------ Data excerpts

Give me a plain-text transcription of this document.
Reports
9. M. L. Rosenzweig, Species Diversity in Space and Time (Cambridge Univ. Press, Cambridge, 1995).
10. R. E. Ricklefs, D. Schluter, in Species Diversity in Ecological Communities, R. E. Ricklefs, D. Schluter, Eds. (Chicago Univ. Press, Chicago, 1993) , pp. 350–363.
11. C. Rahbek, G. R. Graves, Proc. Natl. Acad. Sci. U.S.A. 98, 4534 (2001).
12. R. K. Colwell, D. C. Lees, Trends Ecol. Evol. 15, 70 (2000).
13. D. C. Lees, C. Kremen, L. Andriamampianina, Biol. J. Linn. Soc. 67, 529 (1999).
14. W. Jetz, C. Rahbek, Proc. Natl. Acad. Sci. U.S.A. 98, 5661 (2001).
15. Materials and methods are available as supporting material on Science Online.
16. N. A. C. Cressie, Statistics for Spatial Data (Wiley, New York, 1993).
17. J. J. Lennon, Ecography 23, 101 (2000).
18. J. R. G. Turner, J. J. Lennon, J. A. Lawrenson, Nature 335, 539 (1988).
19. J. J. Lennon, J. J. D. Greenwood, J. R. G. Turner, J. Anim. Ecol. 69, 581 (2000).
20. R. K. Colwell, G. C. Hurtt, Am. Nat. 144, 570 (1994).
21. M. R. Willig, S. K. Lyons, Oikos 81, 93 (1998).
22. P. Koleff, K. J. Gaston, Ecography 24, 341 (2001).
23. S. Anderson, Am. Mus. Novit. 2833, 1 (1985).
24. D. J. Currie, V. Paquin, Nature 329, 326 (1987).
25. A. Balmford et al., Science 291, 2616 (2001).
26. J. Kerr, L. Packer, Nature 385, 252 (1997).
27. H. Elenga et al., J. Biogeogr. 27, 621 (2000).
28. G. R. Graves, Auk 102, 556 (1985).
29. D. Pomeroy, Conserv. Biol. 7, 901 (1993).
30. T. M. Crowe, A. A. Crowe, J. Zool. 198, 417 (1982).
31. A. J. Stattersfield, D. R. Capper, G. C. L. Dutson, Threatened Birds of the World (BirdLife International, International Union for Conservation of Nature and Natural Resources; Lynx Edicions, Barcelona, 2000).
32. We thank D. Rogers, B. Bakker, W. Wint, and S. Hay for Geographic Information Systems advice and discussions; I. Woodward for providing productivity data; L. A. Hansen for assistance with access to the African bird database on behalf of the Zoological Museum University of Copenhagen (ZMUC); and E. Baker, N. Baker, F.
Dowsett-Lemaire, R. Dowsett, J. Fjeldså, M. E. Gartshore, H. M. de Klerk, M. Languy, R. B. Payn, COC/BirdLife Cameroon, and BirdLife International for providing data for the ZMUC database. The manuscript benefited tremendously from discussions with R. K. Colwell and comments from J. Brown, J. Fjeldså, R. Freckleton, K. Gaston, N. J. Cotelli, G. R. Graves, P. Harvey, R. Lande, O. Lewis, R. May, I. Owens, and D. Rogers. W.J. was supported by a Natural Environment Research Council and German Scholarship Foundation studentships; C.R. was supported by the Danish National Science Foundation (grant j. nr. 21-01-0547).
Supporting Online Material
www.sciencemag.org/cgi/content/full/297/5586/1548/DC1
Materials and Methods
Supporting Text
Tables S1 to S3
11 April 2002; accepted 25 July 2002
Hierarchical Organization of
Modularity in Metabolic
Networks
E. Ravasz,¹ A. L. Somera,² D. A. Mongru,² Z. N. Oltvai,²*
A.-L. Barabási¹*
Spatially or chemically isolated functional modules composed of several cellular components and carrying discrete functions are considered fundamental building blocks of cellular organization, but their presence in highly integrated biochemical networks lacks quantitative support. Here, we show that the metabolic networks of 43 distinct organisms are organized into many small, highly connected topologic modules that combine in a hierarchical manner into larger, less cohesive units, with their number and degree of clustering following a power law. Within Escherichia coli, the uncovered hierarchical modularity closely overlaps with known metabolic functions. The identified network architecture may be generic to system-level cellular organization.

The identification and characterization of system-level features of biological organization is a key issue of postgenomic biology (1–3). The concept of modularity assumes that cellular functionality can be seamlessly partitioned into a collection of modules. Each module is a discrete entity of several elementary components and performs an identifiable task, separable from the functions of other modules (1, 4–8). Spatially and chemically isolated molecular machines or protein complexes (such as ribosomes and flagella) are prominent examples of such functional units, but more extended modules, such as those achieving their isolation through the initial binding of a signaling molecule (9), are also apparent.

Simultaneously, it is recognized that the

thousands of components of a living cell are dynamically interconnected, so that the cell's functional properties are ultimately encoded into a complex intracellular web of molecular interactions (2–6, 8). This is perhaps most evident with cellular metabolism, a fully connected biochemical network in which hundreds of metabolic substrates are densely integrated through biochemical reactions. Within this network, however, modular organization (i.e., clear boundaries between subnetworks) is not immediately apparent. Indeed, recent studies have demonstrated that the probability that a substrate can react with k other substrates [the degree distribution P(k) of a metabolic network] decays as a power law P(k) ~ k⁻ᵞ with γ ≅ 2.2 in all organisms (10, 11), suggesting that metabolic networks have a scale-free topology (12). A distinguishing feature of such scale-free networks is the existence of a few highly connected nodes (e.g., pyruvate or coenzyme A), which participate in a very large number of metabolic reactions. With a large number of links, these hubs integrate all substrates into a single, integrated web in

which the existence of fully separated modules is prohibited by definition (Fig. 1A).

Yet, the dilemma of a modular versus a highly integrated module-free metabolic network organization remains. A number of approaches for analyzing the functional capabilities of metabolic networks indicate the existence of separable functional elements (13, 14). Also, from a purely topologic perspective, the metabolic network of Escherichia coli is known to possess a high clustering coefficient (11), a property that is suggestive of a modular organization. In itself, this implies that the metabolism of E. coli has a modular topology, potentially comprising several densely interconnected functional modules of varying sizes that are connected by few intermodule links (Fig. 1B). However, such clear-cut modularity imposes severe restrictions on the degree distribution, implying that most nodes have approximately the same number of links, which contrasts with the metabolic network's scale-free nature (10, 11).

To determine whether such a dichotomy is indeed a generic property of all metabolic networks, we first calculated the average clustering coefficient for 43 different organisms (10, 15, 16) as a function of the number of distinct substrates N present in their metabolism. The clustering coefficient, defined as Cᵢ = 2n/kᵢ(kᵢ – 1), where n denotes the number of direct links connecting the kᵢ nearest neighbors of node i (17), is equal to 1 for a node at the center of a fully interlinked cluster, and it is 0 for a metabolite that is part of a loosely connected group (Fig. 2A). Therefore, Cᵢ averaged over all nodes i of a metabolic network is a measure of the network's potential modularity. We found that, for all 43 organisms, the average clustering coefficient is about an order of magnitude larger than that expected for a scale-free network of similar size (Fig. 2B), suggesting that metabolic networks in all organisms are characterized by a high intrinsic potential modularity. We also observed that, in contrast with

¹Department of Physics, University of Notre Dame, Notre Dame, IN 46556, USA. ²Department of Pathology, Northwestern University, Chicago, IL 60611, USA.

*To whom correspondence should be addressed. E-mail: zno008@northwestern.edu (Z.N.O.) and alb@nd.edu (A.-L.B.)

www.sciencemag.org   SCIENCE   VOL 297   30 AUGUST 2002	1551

------------

▶ Exercise aim:
Tell me how many lines in the records above include the word "existence"; the number is all that is needed.

▶ Answer box:
3